Go through the records and show each line where the word "true" occurs.

### Data records

────────────────────────────────────────

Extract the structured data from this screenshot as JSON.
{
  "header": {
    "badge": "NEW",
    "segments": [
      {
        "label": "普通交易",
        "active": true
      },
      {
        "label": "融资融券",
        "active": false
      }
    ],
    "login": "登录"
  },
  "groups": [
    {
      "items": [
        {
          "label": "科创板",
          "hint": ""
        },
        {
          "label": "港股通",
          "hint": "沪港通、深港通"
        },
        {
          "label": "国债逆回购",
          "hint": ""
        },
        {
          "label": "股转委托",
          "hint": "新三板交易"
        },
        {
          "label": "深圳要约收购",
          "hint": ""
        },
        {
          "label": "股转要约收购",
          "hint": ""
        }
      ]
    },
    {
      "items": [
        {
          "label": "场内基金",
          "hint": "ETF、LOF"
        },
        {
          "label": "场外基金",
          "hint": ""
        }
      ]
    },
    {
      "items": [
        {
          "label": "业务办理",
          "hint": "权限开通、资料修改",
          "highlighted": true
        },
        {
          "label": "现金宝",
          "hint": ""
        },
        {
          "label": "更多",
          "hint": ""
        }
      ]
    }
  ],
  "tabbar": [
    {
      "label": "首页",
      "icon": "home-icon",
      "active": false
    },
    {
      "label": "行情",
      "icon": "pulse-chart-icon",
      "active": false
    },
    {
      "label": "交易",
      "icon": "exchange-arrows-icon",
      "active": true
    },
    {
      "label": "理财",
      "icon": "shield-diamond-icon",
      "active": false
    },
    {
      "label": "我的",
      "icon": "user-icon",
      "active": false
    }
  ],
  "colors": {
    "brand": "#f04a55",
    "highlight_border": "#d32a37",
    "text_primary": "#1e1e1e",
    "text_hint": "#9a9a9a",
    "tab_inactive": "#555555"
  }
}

────────────────────────────────────────

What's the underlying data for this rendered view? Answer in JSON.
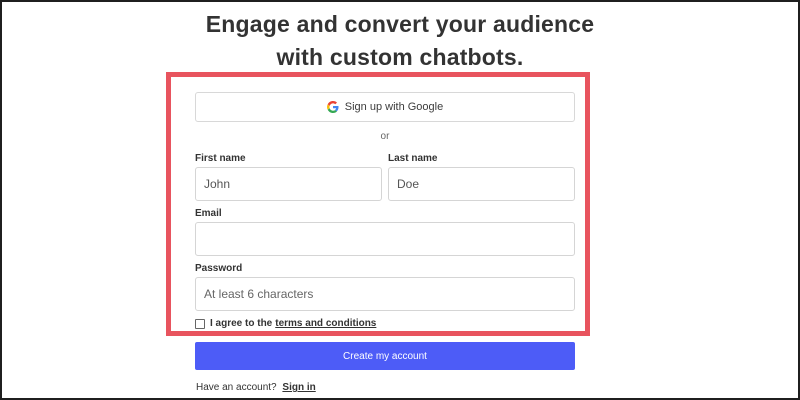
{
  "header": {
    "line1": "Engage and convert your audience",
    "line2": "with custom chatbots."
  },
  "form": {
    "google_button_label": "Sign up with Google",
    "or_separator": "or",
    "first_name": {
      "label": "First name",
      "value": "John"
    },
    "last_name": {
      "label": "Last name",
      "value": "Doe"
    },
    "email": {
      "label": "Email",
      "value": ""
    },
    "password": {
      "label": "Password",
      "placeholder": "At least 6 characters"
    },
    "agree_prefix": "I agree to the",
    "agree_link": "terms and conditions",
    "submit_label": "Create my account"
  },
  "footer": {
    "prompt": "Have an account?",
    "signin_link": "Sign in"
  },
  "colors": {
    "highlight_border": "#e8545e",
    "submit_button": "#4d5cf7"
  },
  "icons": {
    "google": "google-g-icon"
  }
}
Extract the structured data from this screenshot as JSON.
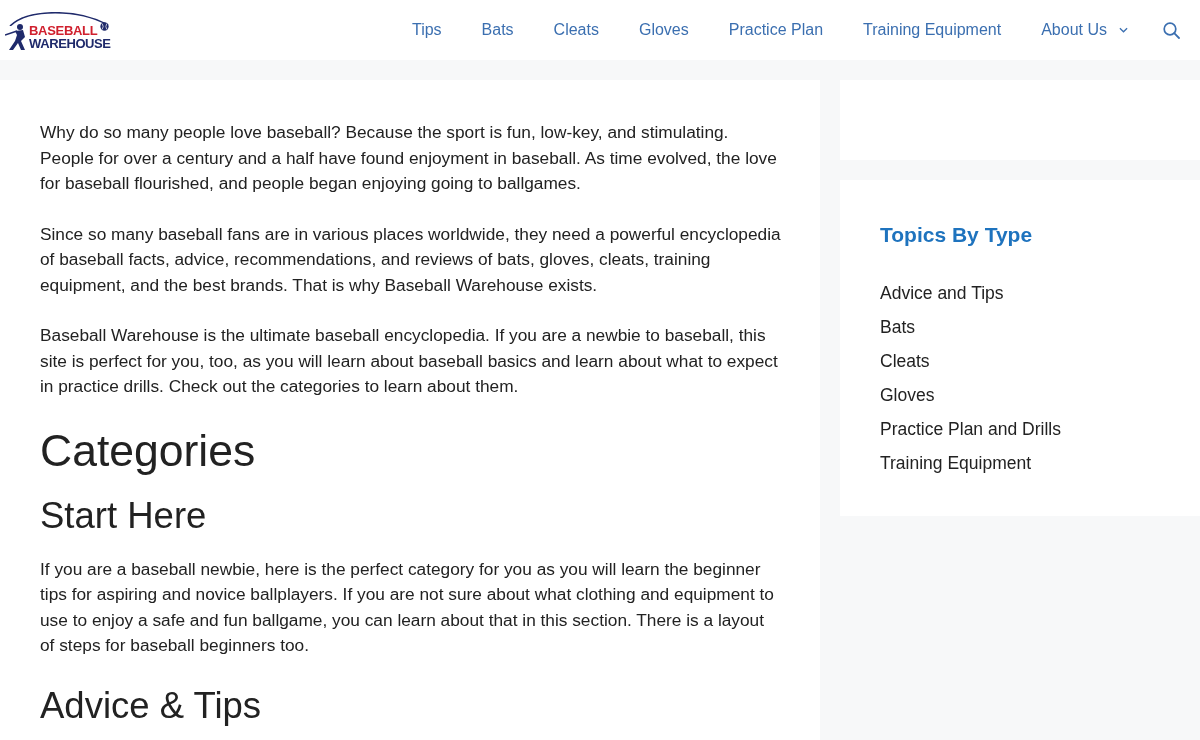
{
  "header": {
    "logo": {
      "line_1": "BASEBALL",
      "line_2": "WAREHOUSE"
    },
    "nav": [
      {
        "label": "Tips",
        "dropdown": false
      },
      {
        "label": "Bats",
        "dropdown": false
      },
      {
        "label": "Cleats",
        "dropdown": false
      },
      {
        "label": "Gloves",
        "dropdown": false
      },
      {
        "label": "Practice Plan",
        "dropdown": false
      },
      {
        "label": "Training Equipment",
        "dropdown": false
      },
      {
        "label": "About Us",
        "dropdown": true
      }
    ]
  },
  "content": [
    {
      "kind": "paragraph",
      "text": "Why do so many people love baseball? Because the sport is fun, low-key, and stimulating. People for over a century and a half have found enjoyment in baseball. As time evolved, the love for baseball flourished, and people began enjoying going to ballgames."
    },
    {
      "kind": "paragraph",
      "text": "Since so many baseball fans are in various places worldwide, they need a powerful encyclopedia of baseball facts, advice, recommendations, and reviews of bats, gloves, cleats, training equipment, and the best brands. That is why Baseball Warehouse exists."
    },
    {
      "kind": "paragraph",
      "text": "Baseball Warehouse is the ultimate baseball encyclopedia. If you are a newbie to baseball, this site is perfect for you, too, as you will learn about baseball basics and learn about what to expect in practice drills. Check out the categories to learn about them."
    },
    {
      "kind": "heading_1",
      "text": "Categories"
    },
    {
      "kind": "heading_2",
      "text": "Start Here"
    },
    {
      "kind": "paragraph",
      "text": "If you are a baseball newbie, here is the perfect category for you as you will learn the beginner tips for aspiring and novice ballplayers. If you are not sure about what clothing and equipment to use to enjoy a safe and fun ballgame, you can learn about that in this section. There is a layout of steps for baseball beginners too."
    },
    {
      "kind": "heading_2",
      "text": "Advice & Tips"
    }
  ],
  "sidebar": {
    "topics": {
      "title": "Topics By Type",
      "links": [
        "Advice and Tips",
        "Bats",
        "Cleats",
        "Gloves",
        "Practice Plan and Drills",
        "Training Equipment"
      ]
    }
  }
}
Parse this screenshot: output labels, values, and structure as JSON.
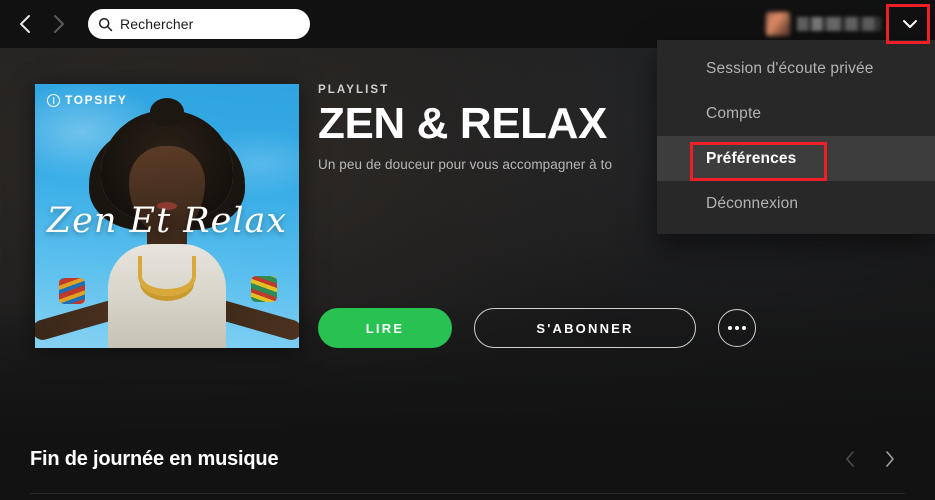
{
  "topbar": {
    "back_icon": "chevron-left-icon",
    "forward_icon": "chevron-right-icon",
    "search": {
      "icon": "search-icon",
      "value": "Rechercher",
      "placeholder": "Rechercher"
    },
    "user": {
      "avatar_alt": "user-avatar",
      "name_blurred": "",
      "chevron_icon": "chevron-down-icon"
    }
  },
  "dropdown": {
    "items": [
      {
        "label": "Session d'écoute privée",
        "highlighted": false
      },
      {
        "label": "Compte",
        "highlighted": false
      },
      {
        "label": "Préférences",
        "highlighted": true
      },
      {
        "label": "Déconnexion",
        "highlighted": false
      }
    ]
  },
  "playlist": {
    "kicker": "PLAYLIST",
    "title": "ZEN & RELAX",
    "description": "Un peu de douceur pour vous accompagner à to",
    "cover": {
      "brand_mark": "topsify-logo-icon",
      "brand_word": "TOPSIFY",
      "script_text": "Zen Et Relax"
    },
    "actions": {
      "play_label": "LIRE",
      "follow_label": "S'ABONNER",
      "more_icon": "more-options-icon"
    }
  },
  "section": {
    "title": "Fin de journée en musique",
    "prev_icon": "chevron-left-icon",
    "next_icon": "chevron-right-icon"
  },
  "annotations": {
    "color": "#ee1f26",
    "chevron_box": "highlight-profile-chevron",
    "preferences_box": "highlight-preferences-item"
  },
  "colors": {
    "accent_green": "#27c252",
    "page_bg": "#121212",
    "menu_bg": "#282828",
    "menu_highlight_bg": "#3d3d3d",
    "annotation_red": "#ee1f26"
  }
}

────────────────────────────────────────

### Output below
        "active": true
          "highlighted": true
      "active": true
        "dropdown": true
        "highlighted": true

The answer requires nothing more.